• [What is asked]: Please copy all the lines that follow, word for word.

• [Records]:
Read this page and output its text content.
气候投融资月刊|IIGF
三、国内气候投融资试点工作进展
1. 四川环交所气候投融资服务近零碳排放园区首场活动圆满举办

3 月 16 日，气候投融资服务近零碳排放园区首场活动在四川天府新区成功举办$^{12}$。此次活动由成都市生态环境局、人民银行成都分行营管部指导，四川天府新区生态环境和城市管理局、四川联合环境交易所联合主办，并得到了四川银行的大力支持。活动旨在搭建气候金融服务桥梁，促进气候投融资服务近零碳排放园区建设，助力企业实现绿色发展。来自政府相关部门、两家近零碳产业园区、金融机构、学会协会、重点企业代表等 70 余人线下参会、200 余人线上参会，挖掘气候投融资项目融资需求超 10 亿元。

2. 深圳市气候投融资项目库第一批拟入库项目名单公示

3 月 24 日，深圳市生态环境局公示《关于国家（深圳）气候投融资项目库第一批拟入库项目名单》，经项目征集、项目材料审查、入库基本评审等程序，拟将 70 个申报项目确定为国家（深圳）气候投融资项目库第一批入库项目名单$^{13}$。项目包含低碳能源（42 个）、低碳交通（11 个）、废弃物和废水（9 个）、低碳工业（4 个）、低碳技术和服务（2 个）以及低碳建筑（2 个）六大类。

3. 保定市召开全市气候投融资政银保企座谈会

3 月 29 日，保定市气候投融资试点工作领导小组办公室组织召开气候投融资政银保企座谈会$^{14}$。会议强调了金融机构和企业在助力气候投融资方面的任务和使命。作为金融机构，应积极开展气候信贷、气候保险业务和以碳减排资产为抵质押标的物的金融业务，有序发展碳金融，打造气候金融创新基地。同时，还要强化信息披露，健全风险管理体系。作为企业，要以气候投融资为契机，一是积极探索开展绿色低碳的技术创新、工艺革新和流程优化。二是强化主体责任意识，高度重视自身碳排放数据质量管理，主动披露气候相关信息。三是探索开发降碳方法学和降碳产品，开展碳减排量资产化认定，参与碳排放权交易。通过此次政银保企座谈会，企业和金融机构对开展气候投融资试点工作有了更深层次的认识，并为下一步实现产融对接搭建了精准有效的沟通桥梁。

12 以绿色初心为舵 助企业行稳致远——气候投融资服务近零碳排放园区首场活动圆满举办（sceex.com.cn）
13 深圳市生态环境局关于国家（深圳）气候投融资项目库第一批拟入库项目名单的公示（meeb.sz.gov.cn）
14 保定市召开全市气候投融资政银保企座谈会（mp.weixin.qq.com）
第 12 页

• [Exercise solution]:
Read this page and output its text content.
气候投融资月刊|IIGF
三、国内气候投融资试点工作进展
1. 四川环交所气候投融资服务近零碳排放园区首场活动圆满举办

3 月 16 日，气候投融资服务近零碳排放园区首场活动在四川天府新区成功举办$^{12}$。此次活动由成都市生态环境局、人民银行成都分行营管部指导，四川天府新区生态环境和城市管理局、四川联合环境交易所联合主办，并得到了四川银行的大力支持。活动旨在搭建气候金融服务桥梁，促进气候投融资服务近零碳排放园区建设，助力企业实现绿色发展。来自政府相关部门、两家近零碳产业园区、金融机构、学会协会、重点企业代表等 70 余人线下参会、200 余人线上参会，挖掘气候投融资项目融资需求超 10 亿元。

2. 深圳市气候投融资项目库第一批拟入库项目名单公示

3 月 24 日，深圳市生态环境局公示《关于国家（深圳）气候投融资项目库第一批拟入库项目名单》，经项目征集、项目材料审查、入库基本评审等程序，拟将 70 个申报项目确定为国家（深圳）气候投融资项目库第一批入库项目名单$^{13}$。项目包含低碳能源（42 个）、低碳交通（11 个）、废弃物和废水（9 个）、低碳工业（4 个）、低碳技术和服务（2 个）以及低碳建筑（2 个）六大类。

3. 保定市召开全市气候投融资政银保企座谈会

3 月 29 日，保定市气候投融资试点工作领导小组办公室组织召开气候投融资政银保企座谈会$^{14}$。会议强调了金融机构和企业在助力气候投融资方面的任务和使命。作为金融机构，应积极开展气候信贷、气候保险业务和以碳减排资产为抵质押标的物的金融业务，有序发展碳金融，打造气候金融创新基地。同时，还要强化信息披露，健全风险管理体系。作为企业，要以气候投融资为契机，一是积极探索开展绿色低碳的技术创新、工艺革新和流程优化。二是强化主体责任意识，高度重视自身碳排放数据质量管理，主动披露气候相关信息。三是探索开发降碳方法学和降碳产品，开展碳减排量资产化认定，参与碳排放权交易。通过此次政银保企座谈会，企业和金融机构对开展气候投融资试点工作有了更深层次的认识，并为下一步实现产融对接搭建了精准有效的沟通桥梁。

12 以绿色初心为舵 助企业行稳致远——气候投融资服务近零碳排放园区首场活动圆满举办（sceex.com.cn）
13 深圳市生态环境局关于国家（深圳）气候投融资项目库第一批拟入库项目名单的公示（meeb.sz.gov.cn）
14 保定市召开全市气候投融资政银保企座谈会（mp.weixin.qq.com）
第 12 页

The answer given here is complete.